▶ [WRITTEN EXERCISE]:
From the entries below, please gather each line containing the string "Tinggi".

-.-.-

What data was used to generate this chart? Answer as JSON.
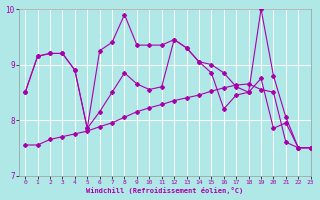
{
  "xlabel": "Windchill (Refroidissement éolien,°C)",
  "xlim": [
    -0.5,
    23
  ],
  "ylim": [
    7,
    10
  ],
  "yticks": [
    7,
    8,
    9,
    10
  ],
  "xticks": [
    0,
    1,
    2,
    3,
    4,
    5,
    6,
    7,
    8,
    9,
    10,
    11,
    12,
    13,
    14,
    15,
    16,
    17,
    18,
    19,
    20,
    21,
    22,
    23
  ],
  "bg_color": "#b0e8e8",
  "line_color": "#aa00aa",
  "grid_color": "#d0f0f0",
  "lines": [
    {
      "x": [
        0,
        1,
        2,
        3,
        4,
        5,
        6,
        7,
        8,
        9,
        10,
        11,
        12,
        13,
        14,
        15,
        16,
        17,
        18,
        19,
        20,
        21,
        22,
        23
      ],
      "y": [
        8.5,
        9.15,
        9.2,
        9.2,
        8.9,
        7.85,
        9.25,
        9.4,
        9.9,
        9.35,
        9.35,
        9.35,
        9.45,
        9.3,
        9.05,
        9.0,
        8.85,
        8.6,
        8.5,
        10.0,
        8.8,
        8.05,
        7.5,
        7.5
      ]
    },
    {
      "x": [
        0,
        1,
        2,
        3,
        4,
        5,
        6,
        7,
        8,
        9,
        10,
        11,
        12,
        13,
        14,
        15,
        16,
        17,
        18,
        19,
        20,
        21,
        22,
        23
      ],
      "y": [
        8.5,
        9.15,
        9.2,
        9.2,
        8.9,
        7.85,
        8.15,
        8.5,
        8.85,
        8.65,
        8.55,
        8.6,
        9.45,
        9.3,
        9.05,
        8.85,
        8.2,
        8.45,
        8.5,
        8.75,
        7.85,
        7.95,
        7.5,
        7.5
      ]
    },
    {
      "x": [
        0,
        1,
        2,
        3,
        4,
        5,
        6,
        7,
        8,
        9,
        10,
        11,
        12,
        13,
        14,
        15,
        16,
        17,
        18,
        19,
        20,
        21,
        22,
        23
      ],
      "y": [
        7.55,
        7.55,
        7.65,
        7.7,
        7.75,
        7.8,
        7.88,
        7.95,
        8.05,
        8.15,
        8.22,
        8.28,
        8.35,
        8.4,
        8.45,
        8.52,
        8.58,
        8.63,
        8.65,
        8.55,
        8.5,
        7.6,
        7.5,
        7.5
      ]
    }
  ]
}
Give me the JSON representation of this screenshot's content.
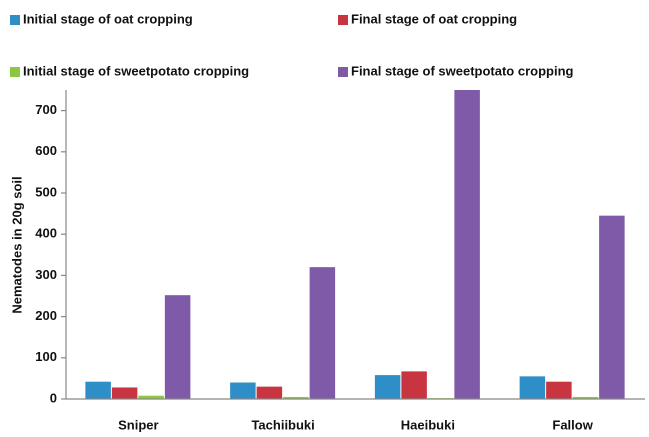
{
  "chart_data": {
    "type": "bar",
    "ylabel": "Nematodes in 20g soil",
    "categories": [
      "Sniper",
      "Tachiibuki",
      "Haeibuki",
      "Fallow"
    ],
    "series": [
      {
        "name": "Initial stage of oat cropping",
        "color": "#2e8fc8",
        "values": [
          42,
          40,
          58,
          55
        ]
      },
      {
        "name": "Final stage of oat cropping",
        "color": "#c8343f",
        "values": [
          28,
          30,
          67,
          42
        ]
      },
      {
        "name": "Initial stage of sweetpotato cropping",
        "color": "#8dc63f",
        "values": [
          8,
          5,
          2,
          5
        ]
      },
      {
        "name": "Final stage of sweetpotato cropping",
        "color": "#7f5aa8",
        "values": [
          252,
          320,
          750,
          445
        ]
      }
    ],
    "ylim": [
      0,
      750
    ],
    "yticks": [
      0,
      100,
      200,
      300,
      400,
      500,
      600,
      700
    ],
    "grid": false
  }
}
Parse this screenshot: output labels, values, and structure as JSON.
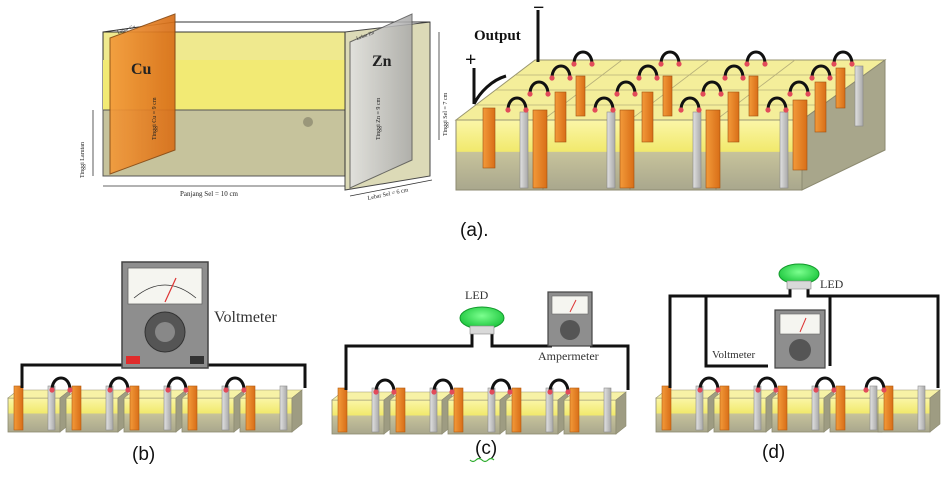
{
  "panel_a": {
    "cell": {
      "electrode_cu": "Cu",
      "electrode_zn": "Zn",
      "dim_length": "Panjang Sel  = 10 cm",
      "dim_width": "Lebar Sel = 6 cm",
      "dim_height": "Tinggi Sel = 7 cm",
      "dim_cu_height": "Tinggi Cu = 9 cm",
      "dim_zn_height": "Tinggi Zn = 9 cm",
      "dim_cu_width": "Lebar Cu",
      "dim_zn_width": "Lebar Zn",
      "dim_solution": "Tinggi Larutan"
    },
    "array": {
      "output_label": "Output",
      "minus_sign": "−",
      "plus_sign": "+"
    },
    "caption": "(a)."
  },
  "panel_b": {
    "meter_label": "Voltmeter",
    "caption": "(b)"
  },
  "panel_c": {
    "led_label": "LED",
    "meter_label": "Ampermeter",
    "caption": "(c)"
  },
  "panel_d": {
    "led_label": "LED",
    "meter_label": "Voltmeter",
    "caption": "(d)"
  },
  "colors": {
    "copper": "#e8862a",
    "zinc": "#c9c9c9",
    "electrolyte": "#f5ef86",
    "cell_body": "#b7b79a",
    "wire": "#111111",
    "led": "#27e04b"
  }
}
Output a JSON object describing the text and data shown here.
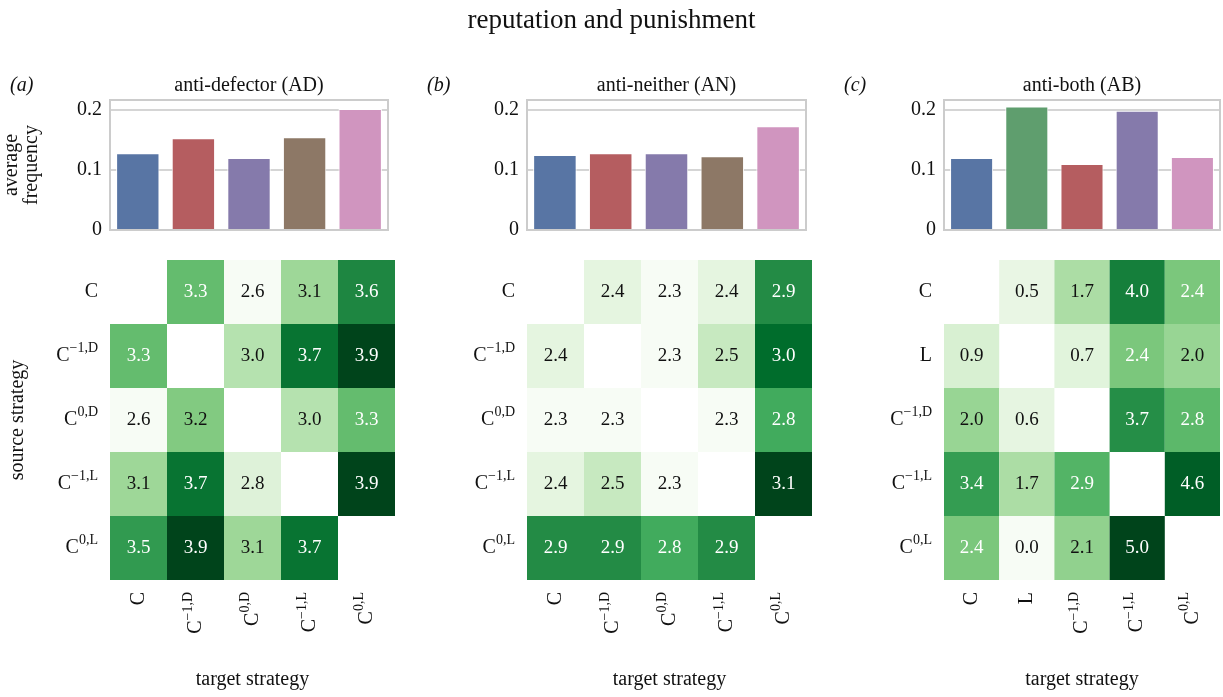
{
  "chart_data": [
    {
      "type": "other",
      "title": "reputation and punishment"
    },
    {
      "type": "bar",
      "title": "anti-defector (AD)",
      "annotations": [
        "(a)"
      ],
      "ylabel": "average frequency",
      "categories": [
        null,
        null,
        null,
        null,
        null
      ],
      "values": [
        0.128,
        0.153,
        0.12,
        0.155,
        0.202
      ],
      "colors": [
        "#5875a4",
        "#b55d60",
        "#857aab",
        "#8d7866",
        "#d095bf"
      ],
      "ylim": [
        0,
        0.217
      ],
      "yticks": [
        0,
        0.1,
        0.2
      ],
      "grid": "y",
      "tick_labels": "y"
    },
    {
      "type": "bar",
      "title": "anti-neither (AN)",
      "annotations": [
        "(b)"
      ],
      "categories": [
        null,
        null,
        null,
        null,
        null
      ],
      "values": [
        0.125,
        0.128,
        0.128,
        0.123,
        0.173
      ],
      "colors": [
        "#5875a4",
        "#b55d60",
        "#857aab",
        "#8d7866",
        "#d095bf"
      ],
      "ylim": [
        0,
        0.217
      ],
      "yticks": [
        0,
        0.1,
        0.2
      ],
      "grid": "y",
      "tick_labels": "y"
    },
    {
      "type": "bar",
      "title": "anti-both (AB)",
      "annotations": [
        "(c)"
      ],
      "categories": [
        null,
        null,
        null,
        null,
        null
      ],
      "values": [
        0.12,
        0.206,
        0.11,
        0.199,
        0.122
      ],
      "colors": [
        "#5875a4",
        "#5f9e6e",
        "#b55d60",
        "#857aab",
        "#d095bf"
      ],
      "ylim": [
        0,
        0.217
      ],
      "yticks": [
        0,
        0.1,
        0.2
      ],
      "grid": "y",
      "tick_labels": "y"
    },
    {
      "type": "heatmap",
      "xlabel": "target strategy",
      "ylabel": "source strategy",
      "data_labels": true,
      "categories": [
        "C",
        "C$^{−1,D}$",
        "C$^{0,D}$",
        "C$^{−1,L}$",
        "C$^{0,L}$"
      ],
      "y_categories": [
        "C",
        "C$^{−1,D}$",
        "C$^{0,D}$",
        "C$^{−1,L}$",
        "C$^{0,L}$"
      ],
      "cells": [
        [
          null,
          3.3,
          2.6,
          3.1,
          3.6
        ],
        [
          3.3,
          null,
          3.0,
          3.7,
          3.9
        ],
        [
          2.6,
          3.2,
          null,
          3.0,
          3.3
        ],
        [
          3.1,
          3.7,
          2.8,
          null,
          3.9
        ],
        [
          3.5,
          3.9,
          3.1,
          3.7,
          null
        ]
      ],
      "cell_labels": [
        [
          null,
          "3.3",
          "2.6",
          "3.1",
          "3.6"
        ],
        [
          "3.3",
          null,
          "3.0",
          "3.7",
          "3.9"
        ],
        [
          "2.6",
          "3.2",
          null,
          "3.0",
          "3.3"
        ],
        [
          "3.1",
          "3.7",
          "2.8",
          null,
          "3.9"
        ],
        [
          "3.5",
          "3.9",
          "3.1",
          "3.7",
          null
        ]
      ]
    },
    {
      "type": "heatmap",
      "xlabel": "target strategy",
      "data_labels": true,
      "categories": [
        "C",
        "C$^{−1,D}$",
        "C$^{0,D}$",
        "C$^{−1,L}$",
        "C$^{0,L}$"
      ],
      "y_categories": [
        "C",
        "C$^{−1,D}$",
        "C$^{0,D}$",
        "C$^{−1,L}$",
        "C$^{0,L}$"
      ],
      "cells": [
        [
          null,
          2.4,
          2.3,
          2.4,
          2.9
        ],
        [
          2.4,
          null,
          2.3,
          2.5,
          3.0
        ],
        [
          2.3,
          2.3,
          null,
          2.3,
          2.8
        ],
        [
          2.4,
          2.5,
          2.3,
          null,
          3.1
        ],
        [
          2.9,
          2.9,
          2.8,
          2.9,
          null
        ]
      ],
      "cell_labels": [
        [
          null,
          "2.4",
          "2.3",
          "2.4",
          "2.9"
        ],
        [
          "2.4",
          null,
          "2.3",
          "2.5",
          "3.0"
        ],
        [
          "2.3",
          "2.3",
          null,
          "2.3",
          "2.8"
        ],
        [
          "2.4",
          "2.5",
          "2.3",
          null,
          "3.1"
        ],
        [
          "2.9",
          "2.9",
          "2.8",
          "2.9",
          null
        ]
      ]
    },
    {
      "type": "heatmap",
      "xlabel": "target strategy",
      "data_labels": true,
      "categories": [
        "C",
        "L",
        "C$^{−1,D}$",
        "C$^{−1,L}$",
        "C$^{0,L}$"
      ],
      "y_categories": [
        "C",
        "L",
        "C$^{−1,D}$",
        "C$^{−1,L}$",
        "C$^{0,L}$"
      ],
      "cells": [
        [
          null,
          0.5,
          1.7,
          4.0,
          2.4
        ],
        [
          0.9,
          null,
          0.7,
          2.4,
          2.0
        ],
        [
          2.0,
          0.6,
          null,
          3.7,
          2.8
        ],
        [
          3.4,
          1.7,
          2.9,
          null,
          4.6
        ],
        [
          2.4,
          0.0,
          2.1,
          5.0,
          null
        ]
      ],
      "cell_labels": [
        [
          null,
          "0.5",
          "1.7",
          "4.0",
          "2.4"
        ],
        [
          "0.9",
          null,
          "0.7",
          "2.4",
          "2.0"
        ],
        [
          "2.0",
          "0.6",
          null,
          "3.7",
          "2.8"
        ],
        [
          "3.4",
          "1.7",
          "2.9",
          null,
          "4.6"
        ],
        [
          "2.4",
          "0.0",
          "2.1",
          "5.0",
          null
        ]
      ]
    }
  ]
}
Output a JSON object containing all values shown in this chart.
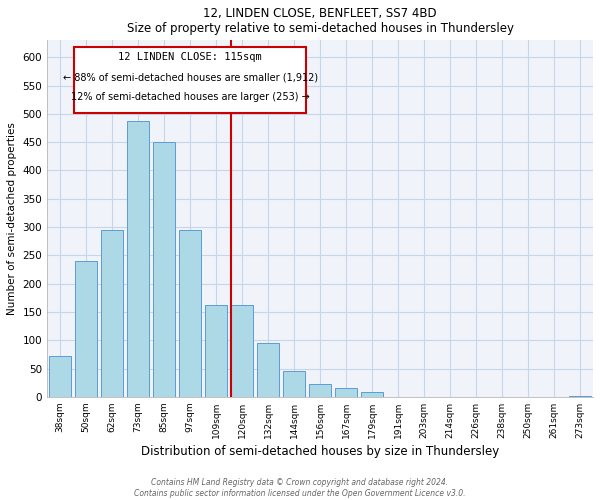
{
  "title": "12, LINDEN CLOSE, BENFLEET, SS7 4BD",
  "subtitle": "Size of property relative to semi-detached houses in Thundersley",
  "xlabel": "Distribution of semi-detached houses by size in Thundersley",
  "ylabel": "Number of semi-detached properties",
  "footer1": "Contains HM Land Registry data © Crown copyright and database right 2024.",
  "footer2": "Contains public sector information licensed under the Open Government Licence v3.0.",
  "bar_labels": [
    "38sqm",
    "50sqm",
    "62sqm",
    "73sqm",
    "85sqm",
    "97sqm",
    "109sqm",
    "120sqm",
    "132sqm",
    "144sqm",
    "156sqm",
    "167sqm",
    "179sqm",
    "191sqm",
    "203sqm",
    "214sqm",
    "226sqm",
    "238sqm",
    "250sqm",
    "261sqm",
    "273sqm"
  ],
  "bar_heights": [
    72,
    240,
    295,
    487,
    450,
    295,
    162,
    162,
    96,
    45,
    22,
    15,
    9,
    0,
    0,
    0,
    0,
    0,
    0,
    0,
    2
  ],
  "bar_color": "#add8e6",
  "bar_edge_color": "#5b9bd5",
  "annotation_label": "12 LINDEN CLOSE: 115sqm",
  "annotation_smaller": "← 88% of semi-detached houses are smaller (1,912)",
  "annotation_larger": "12% of semi-detached houses are larger (253) →",
  "marker_color": "#cc0000",
  "box_edge_color": "#cc0000",
  "ylim": [
    0,
    630
  ],
  "yticks": [
    0,
    50,
    100,
    150,
    200,
    250,
    300,
    350,
    400,
    450,
    500,
    550,
    600
  ],
  "grid_color": "#c8d4e8",
  "bg_color": "#f0f4fa"
}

-.-.-

▶ [THE COMPLETED TASK]:
      "dim_height": "Tinggi Sel = 7 cm",
      "dim_cu_height": "Tinggi Cu = 9 cm",
      "dim_zn_height": "Tinggi Zn = 9 cm",
      "dim_solution": "Tinggi Larutan"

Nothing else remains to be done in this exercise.